(Source data)
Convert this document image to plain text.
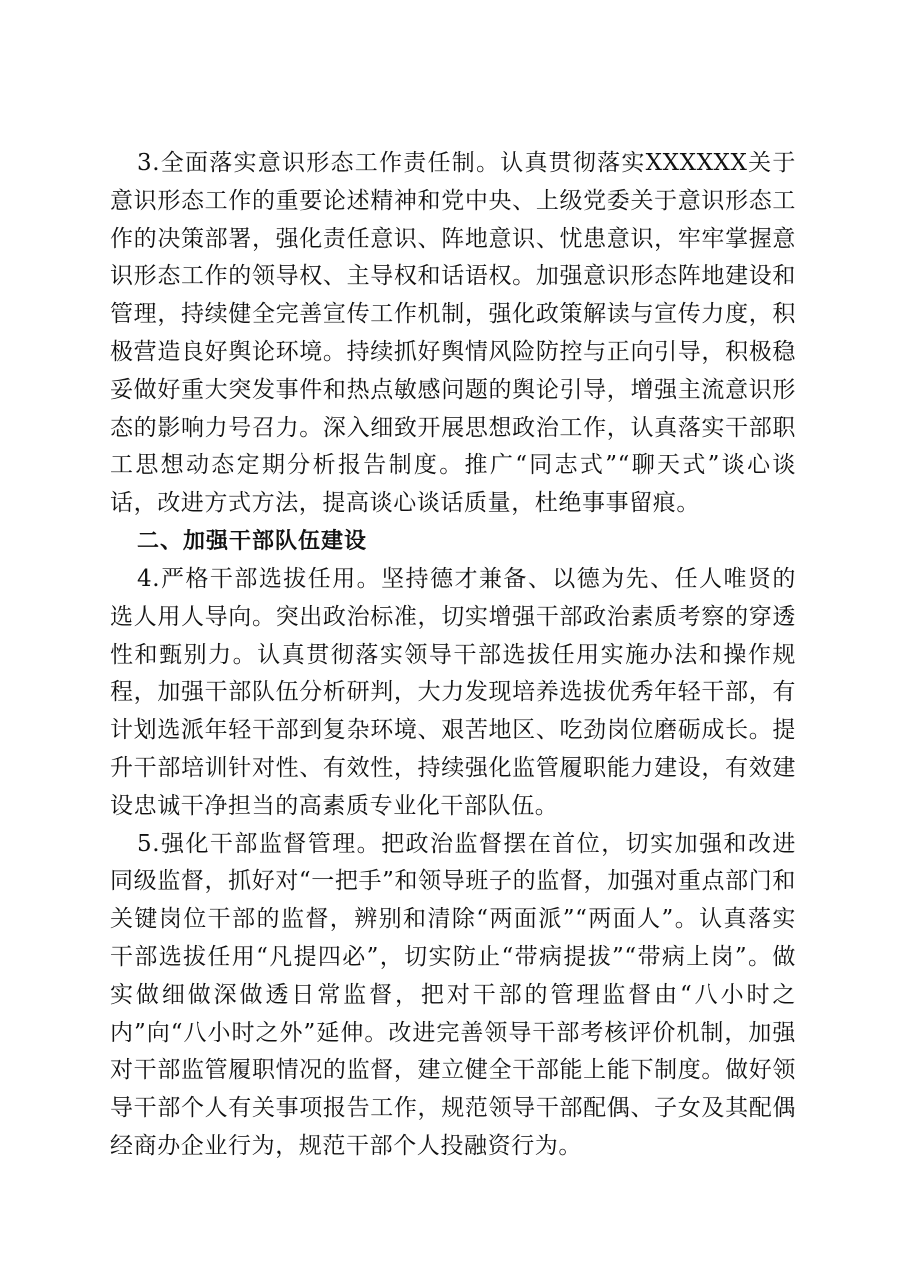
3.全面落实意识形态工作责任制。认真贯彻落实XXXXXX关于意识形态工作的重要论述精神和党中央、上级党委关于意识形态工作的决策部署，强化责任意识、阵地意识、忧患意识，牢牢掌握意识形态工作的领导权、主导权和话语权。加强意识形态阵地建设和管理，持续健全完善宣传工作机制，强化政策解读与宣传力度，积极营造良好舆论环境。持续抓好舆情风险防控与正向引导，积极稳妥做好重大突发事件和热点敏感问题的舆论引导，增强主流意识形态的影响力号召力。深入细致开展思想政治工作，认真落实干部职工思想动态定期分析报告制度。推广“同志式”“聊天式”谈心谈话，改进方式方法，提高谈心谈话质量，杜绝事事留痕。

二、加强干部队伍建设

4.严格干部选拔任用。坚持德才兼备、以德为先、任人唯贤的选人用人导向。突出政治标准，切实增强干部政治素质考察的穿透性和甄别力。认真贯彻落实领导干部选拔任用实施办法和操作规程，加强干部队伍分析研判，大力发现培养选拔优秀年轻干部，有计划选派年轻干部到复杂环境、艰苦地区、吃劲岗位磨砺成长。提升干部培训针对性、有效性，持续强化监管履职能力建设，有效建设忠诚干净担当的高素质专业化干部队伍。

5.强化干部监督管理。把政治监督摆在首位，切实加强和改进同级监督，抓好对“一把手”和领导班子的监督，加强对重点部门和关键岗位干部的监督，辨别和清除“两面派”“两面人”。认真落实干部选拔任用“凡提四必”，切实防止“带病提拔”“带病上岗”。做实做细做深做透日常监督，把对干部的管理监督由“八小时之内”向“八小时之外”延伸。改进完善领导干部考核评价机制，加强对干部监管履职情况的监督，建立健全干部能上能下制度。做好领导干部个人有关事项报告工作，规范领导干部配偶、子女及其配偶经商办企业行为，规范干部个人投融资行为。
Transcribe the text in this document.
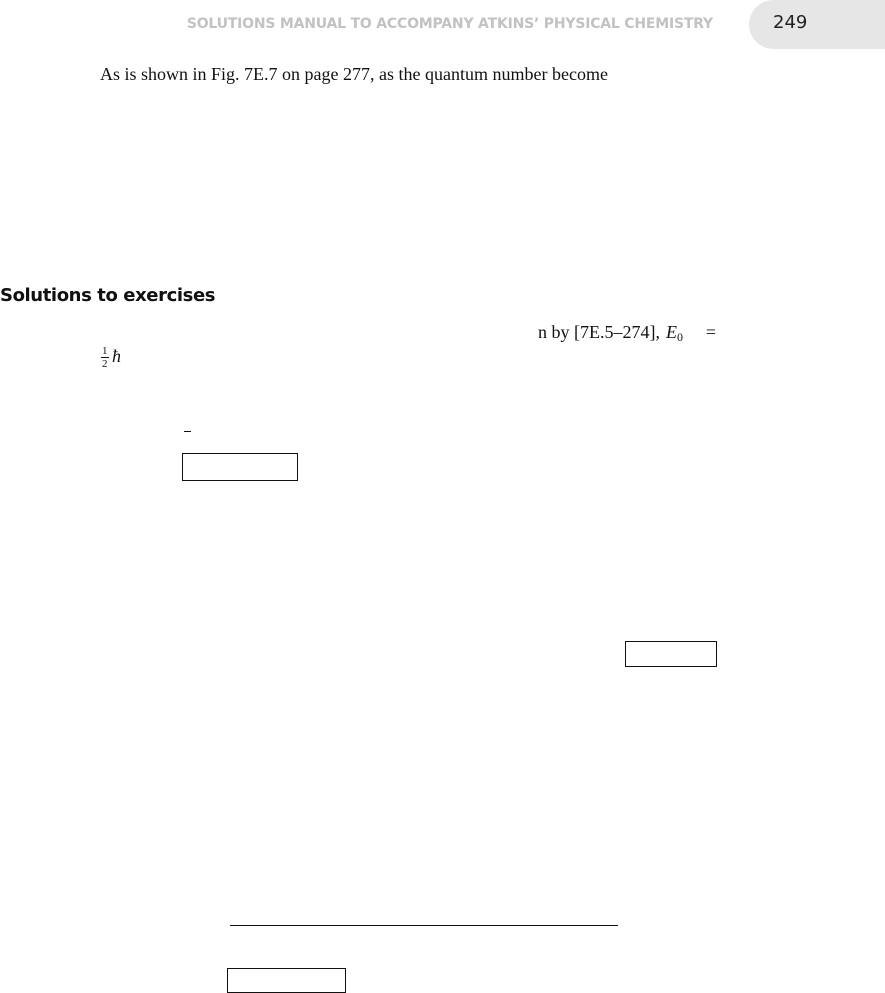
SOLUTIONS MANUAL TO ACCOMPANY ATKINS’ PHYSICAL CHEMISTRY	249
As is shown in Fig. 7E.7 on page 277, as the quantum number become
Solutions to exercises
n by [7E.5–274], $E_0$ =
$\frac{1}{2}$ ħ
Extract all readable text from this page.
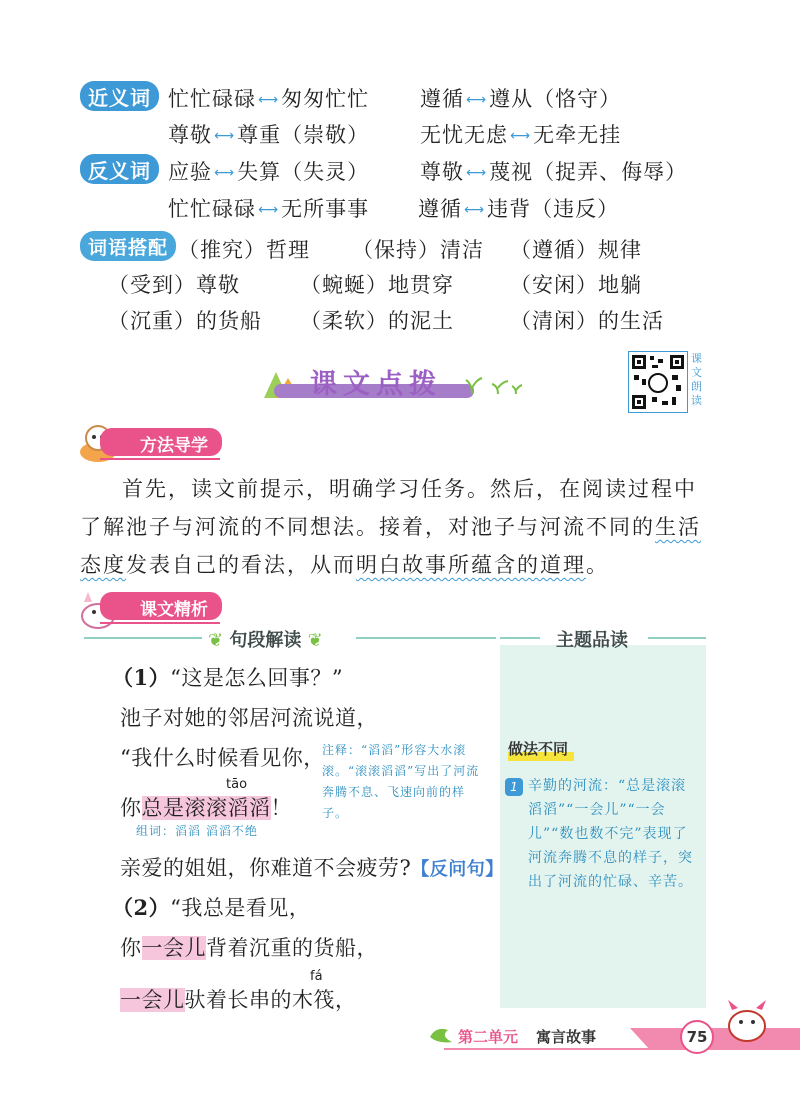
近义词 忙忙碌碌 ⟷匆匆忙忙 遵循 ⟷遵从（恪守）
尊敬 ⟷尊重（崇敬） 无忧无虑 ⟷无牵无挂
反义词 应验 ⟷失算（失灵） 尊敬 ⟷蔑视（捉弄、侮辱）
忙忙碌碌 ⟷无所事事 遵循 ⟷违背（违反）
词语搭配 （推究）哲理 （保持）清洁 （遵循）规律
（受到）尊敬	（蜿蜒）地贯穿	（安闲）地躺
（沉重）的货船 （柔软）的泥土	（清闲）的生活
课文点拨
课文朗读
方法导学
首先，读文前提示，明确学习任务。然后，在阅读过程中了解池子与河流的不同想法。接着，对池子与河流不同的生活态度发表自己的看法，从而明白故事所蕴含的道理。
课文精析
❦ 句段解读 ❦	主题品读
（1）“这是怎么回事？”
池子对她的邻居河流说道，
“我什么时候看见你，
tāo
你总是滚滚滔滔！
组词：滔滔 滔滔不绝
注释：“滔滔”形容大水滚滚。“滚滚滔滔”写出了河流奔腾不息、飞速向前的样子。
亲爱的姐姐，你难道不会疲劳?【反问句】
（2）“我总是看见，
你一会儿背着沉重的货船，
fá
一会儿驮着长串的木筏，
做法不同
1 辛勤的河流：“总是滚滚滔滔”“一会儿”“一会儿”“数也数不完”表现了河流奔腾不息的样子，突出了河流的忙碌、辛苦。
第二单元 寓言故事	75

### Task details
Output verbatim the lines beginning at the line with "Extract all readable text from this page." and ending at the last line of the material above, inclusive. Do not carry over any pictures.

### Response to this exercise
Extract all readable text from this page.
近义词 忙忙碌碌 ⟷匆匆忙忙 遵循 ⟷遵从（恪守）
尊敬 ⟷尊重（崇敬） 无忧无虑 ⟷无牵无挂
反义词 应验 ⟷失算（失灵） 尊敬 ⟷蔑视（捉弄、侮辱）
忙忙碌碌 ⟷无所事事 遵循 ⟷违背（违反）
词语搭配 （推究）哲理 （保持）清洁 （遵循）规律
（受到）尊敬	（蜿蜒）地贯穿	（安闲）地躺
（沉重）的货船 （柔软）的泥土	（清闲）的生活
课文点拨
课文朗读
方法导学
首先，读文前提示，明确学习任务。然后，在阅读过程中了解池子与河流的不同想法。接着，对池子与河流不同的生活态度发表自己的看法，从而明白故事所蕴含的道理。
课文精析
❦ 句段解读 ❦	主题品读
（1）“这是怎么回事？”
池子对她的邻居河流说道，
“我什么时候看见你，
tāo
你总是滚滚滔滔！
组词：滔滔 滔滔不绝
注释：“滔滔”形容大水滚滚。“滚滚滔滔”写出了河流奔腾不息、飞速向前的样子。
亲爱的姐姐，你难道不会疲劳?【反问句】
（2）“我总是看见，
你一会儿背着沉重的货船，
fá
一会儿驮着长串的木筏，
做法不同
1 辛勤的河流：“总是滚滚滔滔”“一会儿”“一会儿”“数也数不完”表现了河流奔腾不息的样子，突出了河流的忙碌、辛苦。
第二单元 寓言故事	75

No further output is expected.